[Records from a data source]
----------------

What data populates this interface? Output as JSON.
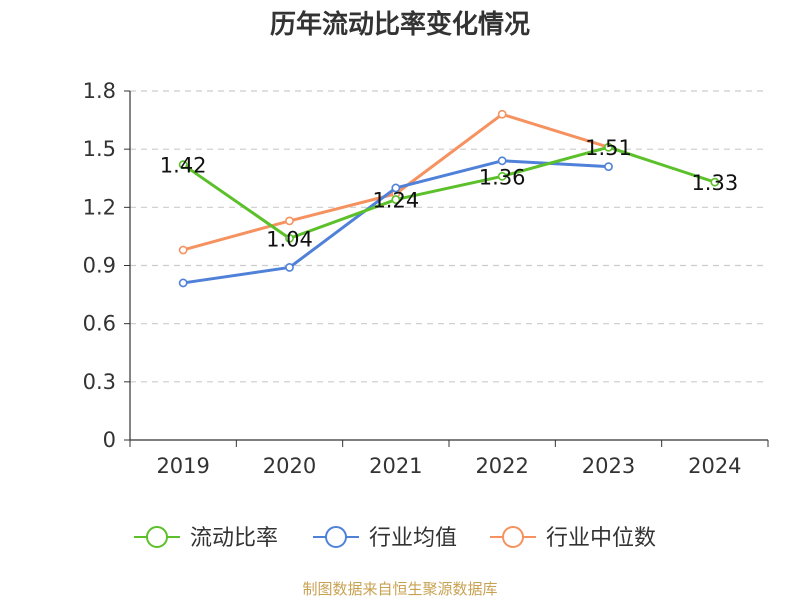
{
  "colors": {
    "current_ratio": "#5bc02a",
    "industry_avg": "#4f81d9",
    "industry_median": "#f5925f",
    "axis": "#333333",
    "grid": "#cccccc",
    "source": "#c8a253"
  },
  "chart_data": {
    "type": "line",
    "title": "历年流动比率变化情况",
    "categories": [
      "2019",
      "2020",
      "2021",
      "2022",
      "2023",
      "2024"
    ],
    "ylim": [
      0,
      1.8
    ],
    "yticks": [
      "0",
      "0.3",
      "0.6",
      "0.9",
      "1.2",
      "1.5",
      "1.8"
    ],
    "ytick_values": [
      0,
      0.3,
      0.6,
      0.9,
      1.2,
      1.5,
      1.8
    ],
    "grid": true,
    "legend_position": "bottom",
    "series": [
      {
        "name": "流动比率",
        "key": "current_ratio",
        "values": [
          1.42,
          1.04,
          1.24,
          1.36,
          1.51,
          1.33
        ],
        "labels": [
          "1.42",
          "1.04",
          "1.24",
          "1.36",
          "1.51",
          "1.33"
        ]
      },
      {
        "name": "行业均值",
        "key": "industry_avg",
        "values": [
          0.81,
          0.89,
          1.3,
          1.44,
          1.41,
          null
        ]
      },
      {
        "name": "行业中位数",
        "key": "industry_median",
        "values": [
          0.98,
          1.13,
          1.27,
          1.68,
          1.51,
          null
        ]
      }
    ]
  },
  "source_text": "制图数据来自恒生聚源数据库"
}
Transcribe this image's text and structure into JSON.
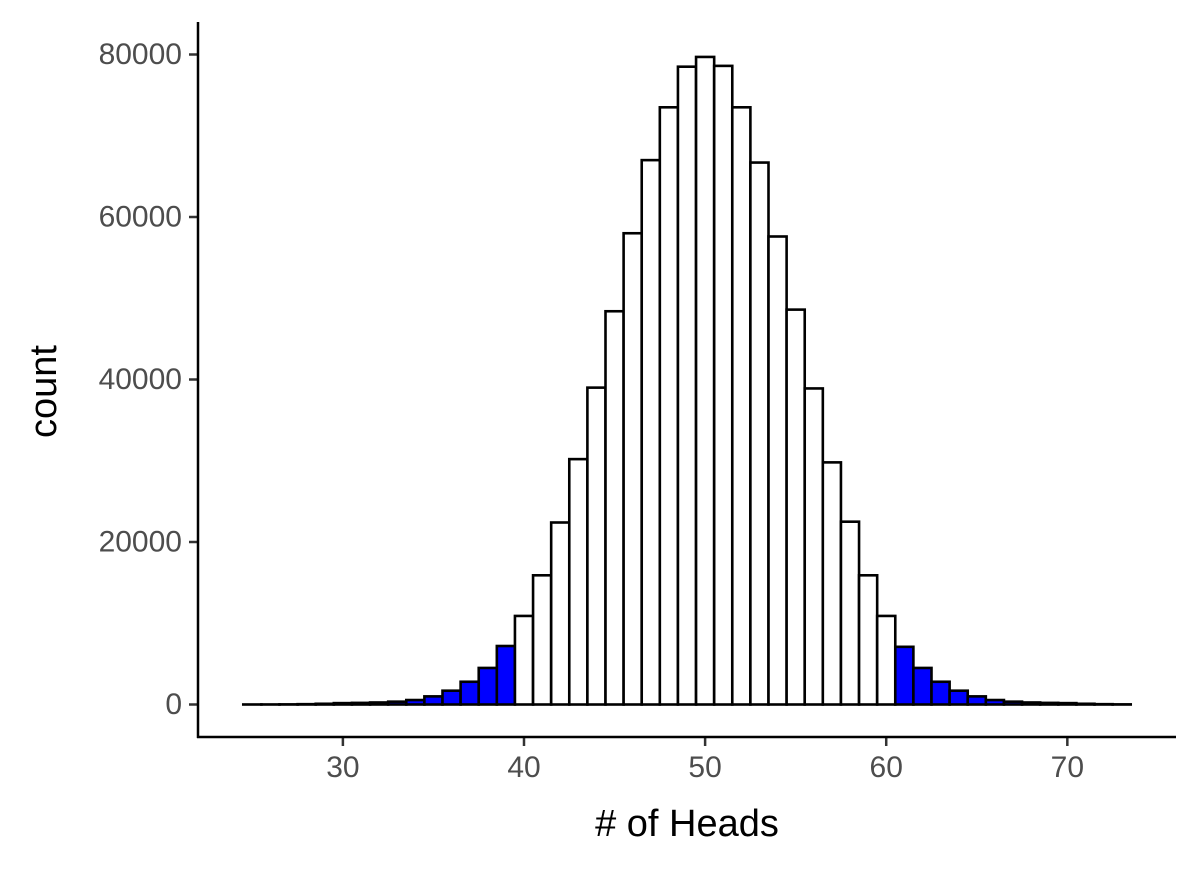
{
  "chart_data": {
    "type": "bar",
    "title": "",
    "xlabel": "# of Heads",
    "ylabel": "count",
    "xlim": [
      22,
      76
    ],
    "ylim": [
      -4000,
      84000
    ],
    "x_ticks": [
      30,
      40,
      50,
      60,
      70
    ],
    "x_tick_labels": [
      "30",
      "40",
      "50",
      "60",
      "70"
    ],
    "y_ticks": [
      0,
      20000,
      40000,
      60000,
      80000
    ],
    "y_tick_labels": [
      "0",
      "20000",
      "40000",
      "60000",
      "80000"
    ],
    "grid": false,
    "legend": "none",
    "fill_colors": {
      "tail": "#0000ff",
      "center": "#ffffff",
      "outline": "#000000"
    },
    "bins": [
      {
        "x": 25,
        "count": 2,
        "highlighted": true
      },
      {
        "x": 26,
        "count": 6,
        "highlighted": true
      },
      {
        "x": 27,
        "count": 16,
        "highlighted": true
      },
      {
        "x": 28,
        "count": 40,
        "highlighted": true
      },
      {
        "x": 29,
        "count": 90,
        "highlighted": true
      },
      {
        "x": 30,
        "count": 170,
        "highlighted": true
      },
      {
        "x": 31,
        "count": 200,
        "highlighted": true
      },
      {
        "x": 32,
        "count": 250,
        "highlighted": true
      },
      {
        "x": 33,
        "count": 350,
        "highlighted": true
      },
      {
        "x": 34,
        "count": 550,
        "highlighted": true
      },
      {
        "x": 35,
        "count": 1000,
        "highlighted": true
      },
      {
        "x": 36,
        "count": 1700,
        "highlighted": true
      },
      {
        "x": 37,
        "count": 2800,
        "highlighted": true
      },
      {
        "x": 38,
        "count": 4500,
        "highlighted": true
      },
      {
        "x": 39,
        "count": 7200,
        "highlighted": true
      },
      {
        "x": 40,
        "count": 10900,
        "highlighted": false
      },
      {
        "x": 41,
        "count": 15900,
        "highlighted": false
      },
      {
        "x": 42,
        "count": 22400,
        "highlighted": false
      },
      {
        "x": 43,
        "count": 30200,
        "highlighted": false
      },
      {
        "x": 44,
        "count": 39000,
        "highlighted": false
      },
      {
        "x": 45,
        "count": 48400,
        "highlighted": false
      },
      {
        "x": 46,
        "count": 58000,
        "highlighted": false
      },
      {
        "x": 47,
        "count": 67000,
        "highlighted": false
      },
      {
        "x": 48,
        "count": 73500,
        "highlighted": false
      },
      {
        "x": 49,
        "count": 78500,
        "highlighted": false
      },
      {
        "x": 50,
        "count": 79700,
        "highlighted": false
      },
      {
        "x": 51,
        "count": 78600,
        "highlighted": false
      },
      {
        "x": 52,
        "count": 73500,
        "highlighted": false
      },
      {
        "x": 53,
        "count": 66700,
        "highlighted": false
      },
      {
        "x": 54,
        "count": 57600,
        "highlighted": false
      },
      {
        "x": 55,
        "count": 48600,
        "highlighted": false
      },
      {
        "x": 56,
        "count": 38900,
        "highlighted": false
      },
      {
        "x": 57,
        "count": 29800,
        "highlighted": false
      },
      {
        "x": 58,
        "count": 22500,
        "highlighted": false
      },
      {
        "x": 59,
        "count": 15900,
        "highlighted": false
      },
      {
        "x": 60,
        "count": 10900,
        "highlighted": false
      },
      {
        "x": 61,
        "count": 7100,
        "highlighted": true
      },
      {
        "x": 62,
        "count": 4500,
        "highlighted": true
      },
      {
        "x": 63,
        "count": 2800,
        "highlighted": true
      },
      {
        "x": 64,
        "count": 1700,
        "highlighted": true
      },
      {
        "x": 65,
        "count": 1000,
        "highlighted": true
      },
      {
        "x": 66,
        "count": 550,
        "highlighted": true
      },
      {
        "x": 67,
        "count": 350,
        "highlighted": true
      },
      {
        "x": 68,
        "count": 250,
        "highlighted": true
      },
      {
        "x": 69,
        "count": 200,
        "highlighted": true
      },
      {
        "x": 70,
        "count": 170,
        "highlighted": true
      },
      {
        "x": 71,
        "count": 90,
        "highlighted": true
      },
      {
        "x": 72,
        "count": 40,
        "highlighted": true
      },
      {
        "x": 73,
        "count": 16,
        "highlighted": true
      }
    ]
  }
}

----------------

Quote each record exactly as it stands, minus the pictures.

:: Task result ::
What data populates this interface? Output as JSON.
{
  "colors": {
    "current_ratio": "#5bc02a",
    "industry_avg": "#4f81d9",
    "industry_median": "#f5925f",
    "axis": "#333333",
    "grid": "#cccccc",
    "source": "#c8a253"
  },
  "chart_data": {
    "type": "line",
    "title": "历年流动比率变化情况",
    "categories": [
      "2019",
      "2020",
      "2021",
      "2022",
      "2023",
      "2024"
    ],
    "ylim": [
      0,
      1.8
    ],
    "yticks": [
      "0",
      "0.3",
      "0.6",
      "0.9",
      "1.2",
      "1.5",
      "1.8"
    ],
    "ytick_values": [
      0,
      0.3,
      0.6,
      0.9,
      1.2,
      1.5,
      1.8
    ],
    "grid": true,
    "legend_position": "bottom",
    "series": [
      {
        "name": "流动比率",
        "key": "current_ratio",
        "values": [
          1.42,
          1.04,
          1.24,
          1.36,
          1.51,
          1.33
        ],
        "labels": [
          "1.42",
          "1.04",
          "1.24",
          "1.36",
          "1.51",
          "1.33"
        ]
      },
      {
        "name": "行业均值",
        "key": "industry_avg",
        "values": [
          0.81,
          0.89,
          1.3,
          1.44,
          1.41,
          null
        ]
      },
      {
        "name": "行业中位数",
        "key": "industry_median",
        "values": [
          0.98,
          1.13,
          1.27,
          1.68,
          1.51,
          null
        ]
      }
    ]
  },
  "source_text": "制图数据来自恒生聚源数据库"
}
Transcribe this image's text and structure into JSON.
{
  "chart_data": {
    "type": "bar",
    "title": "",
    "xlabel": "# of Heads",
    "ylabel": "count",
    "xlim": [
      22,
      76
    ],
    "ylim": [
      -4000,
      84000
    ],
    "x_ticks": [
      30,
      40,
      50,
      60,
      70
    ],
    "x_tick_labels": [
      "30",
      "40",
      "50",
      "60",
      "70"
    ],
    "y_ticks": [
      0,
      20000,
      40000,
      60000,
      80000
    ],
    "y_tick_labels": [
      "0",
      "20000",
      "40000",
      "60000",
      "80000"
    ],
    "grid": false,
    "legend": "none",
    "fill_colors": {
      "tail": "#0000ff",
      "center": "#ffffff",
      "outline": "#000000"
    },
    "bins": [
      {
        "x": 25,
        "count": 2,
        "highlighted": true
      },
      {
        "x": 26,
        "count": 6,
        "highlighted": true
      },
      {
        "x": 27,
        "count": 16,
        "highlighted": true
      },
      {
        "x": 28,
        "count": 40,
        "highlighted": true
      },
      {
        "x": 29,
        "count": 90,
        "highlighted": true
      },
      {
        "x": 30,
        "count": 170,
        "highlighted": true
      },
      {
        "x": 31,
        "count": 200,
        "highlighted": true
      },
      {
        "x": 32,
        "count": 250,
        "highlighted": true
      },
      {
        "x": 33,
        "count": 350,
        "highlighted": true
      },
      {
        "x": 34,
        "count": 550,
        "highlighted": true
      },
      {
        "x": 35,
        "count": 1000,
        "highlighted": true
      },
      {
        "x": 36,
        "count": 1700,
        "highlighted": true
      },
      {
        "x": 37,
        "count": 2800,
        "highlighted": true
      },
      {
        "x": 38,
        "count": 4500,
        "highlighted": true
      },
      {
        "x": 39,
        "count": 7200,
        "highlighted": true
      },
      {
        "x": 40,
        "count": 10900,
        "highlighted": false
      },
      {
        "x": 41,
        "count": 15900,
        "highlighted": false
      },
      {
        "x": 42,
        "count": 22400,
        "highlighted": false
      },
      {
        "x": 43,
        "count": 30200,
        "highlighted": false
      },
      {
        "x": 44,
        "count": 39000,
        "highlighted": false
      },
      {
        "x": 45,
        "count": 48400,
        "highlighted": false
      },
      {
        "x": 46,
        "count": 58000,
        "highlighted": false
      },
      {
        "x": 47,
        "count": 67000,
        "highlighted": false
      },
      {
        "x": 48,
        "count": 73500,
        "highlighted": false
      },
      {
        "x": 49,
        "count": 78500,
        "highlighted": false
      },
      {
        "x": 50,
        "count": 79700,
        "highlighted": false
      },
      {
        "x": 51,
        "count": 78600,
        "highlighted": false
      },
      {
        "x": 52,
        "count": 73500,
        "highlighted": false
      },
      {
        "x": 53,
        "count": 66700,
        "highlighted": false
      },
      {
        "x": 54,
        "count": 57600,
        "highlighted": false
      },
      {
        "x": 55,
        "count": 48600,
        "highlighted": false
      },
      {
        "x": 56,
        "count": 38900,
        "highlighted": false
      },
      {
        "x": 57,
        "count": 29800,
        "highlighted": false
      },
      {
        "x": 58,
        "count": 22500,
        "highlighted": false
      },
      {
        "x": 59,
        "count": 15900,
        "highlighted": false
      },
      {
        "x": 60,
        "count": 10900,
        "highlighted": false
      },
      {
        "x": 61,
        "count": 7100,
        "highlighted": true
      },
      {
        "x": 62,
        "count": 4500,
        "highlighted": true
      },
      {
        "x": 63,
        "count": 2800,
        "highlighted": true
      },
      {
        "x": 64,
        "count": 1700,
        "highlighted": true
      },
      {
        "x": 65,
        "count": 1000,
        "highlighted": true
      },
      {
        "x": 66,
        "count": 550,
        "highlighted": true
      },
      {
        "x": 67,
        "count": 350,
        "highlighted": true
      },
      {
        "x": 68,
        "count": 250,
        "highlighted": true
      },
      {
        "x": 69,
        "count": 200,
        "highlighted": true
      },
      {
        "x": 70,
        "count": 170,
        "highlighted": true
      },
      {
        "x": 71,
        "count": 90,
        "highlighted": true
      },
      {
        "x": 72,
        "count": 40,
        "highlighted": true
      },
      {
        "x": 73,
        "count": 16,
        "highlighted": true
      }
    ]
  }
}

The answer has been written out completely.